● **Input data**
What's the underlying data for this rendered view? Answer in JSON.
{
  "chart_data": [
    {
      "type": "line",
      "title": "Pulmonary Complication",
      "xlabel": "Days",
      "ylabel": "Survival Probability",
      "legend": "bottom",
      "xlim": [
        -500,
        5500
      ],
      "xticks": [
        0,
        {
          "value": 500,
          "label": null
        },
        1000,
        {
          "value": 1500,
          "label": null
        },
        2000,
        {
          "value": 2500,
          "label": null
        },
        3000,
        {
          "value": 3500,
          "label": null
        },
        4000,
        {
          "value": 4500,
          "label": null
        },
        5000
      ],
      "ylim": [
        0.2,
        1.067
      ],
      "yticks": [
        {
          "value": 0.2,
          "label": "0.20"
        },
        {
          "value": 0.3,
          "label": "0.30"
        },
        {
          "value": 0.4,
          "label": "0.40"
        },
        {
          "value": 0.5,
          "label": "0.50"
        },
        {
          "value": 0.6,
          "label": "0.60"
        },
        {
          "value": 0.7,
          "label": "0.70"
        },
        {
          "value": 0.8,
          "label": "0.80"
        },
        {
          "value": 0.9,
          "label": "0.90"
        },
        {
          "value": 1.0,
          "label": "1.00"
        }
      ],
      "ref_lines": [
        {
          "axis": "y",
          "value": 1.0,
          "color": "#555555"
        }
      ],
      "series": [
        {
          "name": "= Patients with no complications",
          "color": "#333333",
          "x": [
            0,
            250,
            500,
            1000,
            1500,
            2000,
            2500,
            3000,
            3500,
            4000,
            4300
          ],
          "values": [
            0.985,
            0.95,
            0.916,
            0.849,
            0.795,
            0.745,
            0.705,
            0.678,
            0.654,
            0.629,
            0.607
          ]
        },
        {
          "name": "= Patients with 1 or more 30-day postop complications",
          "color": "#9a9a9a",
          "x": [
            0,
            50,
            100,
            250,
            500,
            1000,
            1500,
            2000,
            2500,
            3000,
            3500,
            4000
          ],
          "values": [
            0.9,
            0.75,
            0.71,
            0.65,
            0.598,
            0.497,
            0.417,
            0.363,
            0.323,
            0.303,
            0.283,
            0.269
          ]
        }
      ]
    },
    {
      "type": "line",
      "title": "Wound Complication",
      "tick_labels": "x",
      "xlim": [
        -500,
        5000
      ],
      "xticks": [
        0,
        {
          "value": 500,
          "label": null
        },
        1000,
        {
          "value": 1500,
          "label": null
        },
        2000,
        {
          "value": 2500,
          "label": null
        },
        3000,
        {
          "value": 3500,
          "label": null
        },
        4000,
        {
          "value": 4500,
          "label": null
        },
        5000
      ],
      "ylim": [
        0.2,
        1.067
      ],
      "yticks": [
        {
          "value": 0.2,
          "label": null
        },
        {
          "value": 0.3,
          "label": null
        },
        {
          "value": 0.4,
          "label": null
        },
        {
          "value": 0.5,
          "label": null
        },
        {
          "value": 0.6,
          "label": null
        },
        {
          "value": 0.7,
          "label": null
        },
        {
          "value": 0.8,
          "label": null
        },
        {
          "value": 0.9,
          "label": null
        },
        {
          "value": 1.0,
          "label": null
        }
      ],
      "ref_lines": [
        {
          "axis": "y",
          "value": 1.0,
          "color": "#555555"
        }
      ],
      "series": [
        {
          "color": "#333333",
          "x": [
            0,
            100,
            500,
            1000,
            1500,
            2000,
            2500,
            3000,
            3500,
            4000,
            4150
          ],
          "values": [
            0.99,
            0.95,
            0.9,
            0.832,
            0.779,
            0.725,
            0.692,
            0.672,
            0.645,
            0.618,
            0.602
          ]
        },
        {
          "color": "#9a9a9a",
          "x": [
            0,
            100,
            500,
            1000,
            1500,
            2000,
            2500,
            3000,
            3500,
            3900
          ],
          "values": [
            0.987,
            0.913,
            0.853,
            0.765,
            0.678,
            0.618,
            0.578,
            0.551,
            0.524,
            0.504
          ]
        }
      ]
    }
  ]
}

● **Task instructions**
Print out an identical copy of the whole listing.

● **Response to this task**
What's the underlying data for this rendered view? Answer in JSON.
{
  "chart_data": [
    {
      "type": "line",
      "title": "Pulmonary Complication",
      "xlabel": "Days",
      "ylabel": "Survival Probability",
      "legend": "bottom",
      "xlim": [
        -500,
        5500
      ],
      "xticks": [
        0,
        {
          "value": 500,
          "label": null
        },
        1000,
        {
          "value": 1500,
          "label": null
        },
        2000,
        {
          "value": 2500,
          "label": null
        },
        3000,
        {
          "value": 3500,
          "label": null
        },
        4000,
        {
          "value": 4500,
          "label": null
        },
        5000
      ],
      "ylim": [
        0.2,
        1.067
      ],
      "yticks": [
        {
          "value": 0.2,
          "label": "0.20"
        },
        {
          "value": 0.3,
          "label": "0.30"
        },
        {
          "value": 0.4,
          "label": "0.40"
        },
        {
          "value": 0.5,
          "label": "0.50"
        },
        {
          "value": 0.6,
          "label": "0.60"
        },
        {
          "value": 0.7,
          "label": "0.70"
        },
        {
          "value": 0.8,
          "label": "0.80"
        },
        {
          "value": 0.9,
          "label": "0.90"
        },
        {
          "value": 1.0,
          "label": "1.00"
        }
      ],
      "ref_lines": [
        {
          "axis": "y",
          "value": 1.0,
          "color": "#555555"
        }
      ],
      "series": [
        {
          "name": "= Patients with no complications",
          "color": "#333333",
          "x": [
            0,
            250,
            500,
            1000,
            1500,
            2000,
            2500,
            3000,
            3500,
            4000,
            4300
          ],
          "values": [
            0.985,
            0.95,
            0.916,
            0.849,
            0.795,
            0.745,
            0.705,
            0.678,
            0.654,
            0.629,
            0.607
          ]
        },
        {
          "name": "= Patients with 1 or more 30-day postop complications",
          "color": "#9a9a9a",
          "x": [
            0,
            50,
            100,
            250,
            500,
            1000,
            1500,
            2000,
            2500,
            3000,
            3500,
            4000
          ],
          "values": [
            0.9,
            0.75,
            0.71,
            0.65,
            0.598,
            0.497,
            0.417,
            0.363,
            0.323,
            0.303,
            0.283,
            0.269
          ]
        }
      ]
    },
    {
      "type": "line",
      "title": "Wound Complication",
      "tick_labels": "x",
      "xlim": [
        -500,
        5000
      ],
      "xticks": [
        0,
        {
          "value": 500,
          "label": null
        },
        1000,
        {
          "value": 1500,
          "label": null
        },
        2000,
        {
          "value": 2500,
          "label": null
        },
        3000,
        {
          "value": 3500,
          "label": null
        },
        4000,
        {
          "value": 4500,
          "label": null
        },
        5000
      ],
      "ylim": [
        0.2,
        1.067
      ],
      "yticks": [
        {
          "value": 0.2,
          "label": null
        },
        {
          "value": 0.3,
          "label": null
        },
        {
          "value": 0.4,
          "label": null
        },
        {
          "value": 0.5,
          "label": null
        },
        {
          "value": 0.6,
          "label": null
        },
        {
          "value": 0.7,
          "label": null
        },
        {
          "value": 0.8,
          "label": null
        },
        {
          "value": 0.9,
          "label": null
        },
        {
          "value": 1.0,
          "label": null
        }
      ],
      "ref_lines": [
        {
          "axis": "y",
          "value": 1.0,
          "color": "#555555"
        }
      ],
      "series": [
        {
          "color": "#333333",
          "x": [
            0,
            100,
            500,
            1000,
            1500,
            2000,
            2500,
            3000,
            3500,
            4000,
            4150
          ],
          "values": [
            0.99,
            0.95,
            0.9,
            0.832,
            0.779,
            0.725,
            0.692,
            0.672,
            0.645,
            0.618,
            0.602
          ]
        },
        {
          "color": "#9a9a9a",
          "x": [
            0,
            100,
            500,
            1000,
            1500,
            2000,
            2500,
            3000,
            3500,
            3900
          ],
          "values": [
            0.987,
            0.913,
            0.853,
            0.765,
            0.678,
            0.618,
            0.578,
            0.551,
            0.524,
            0.504
          ]
        }
      ]
    }
  ]
}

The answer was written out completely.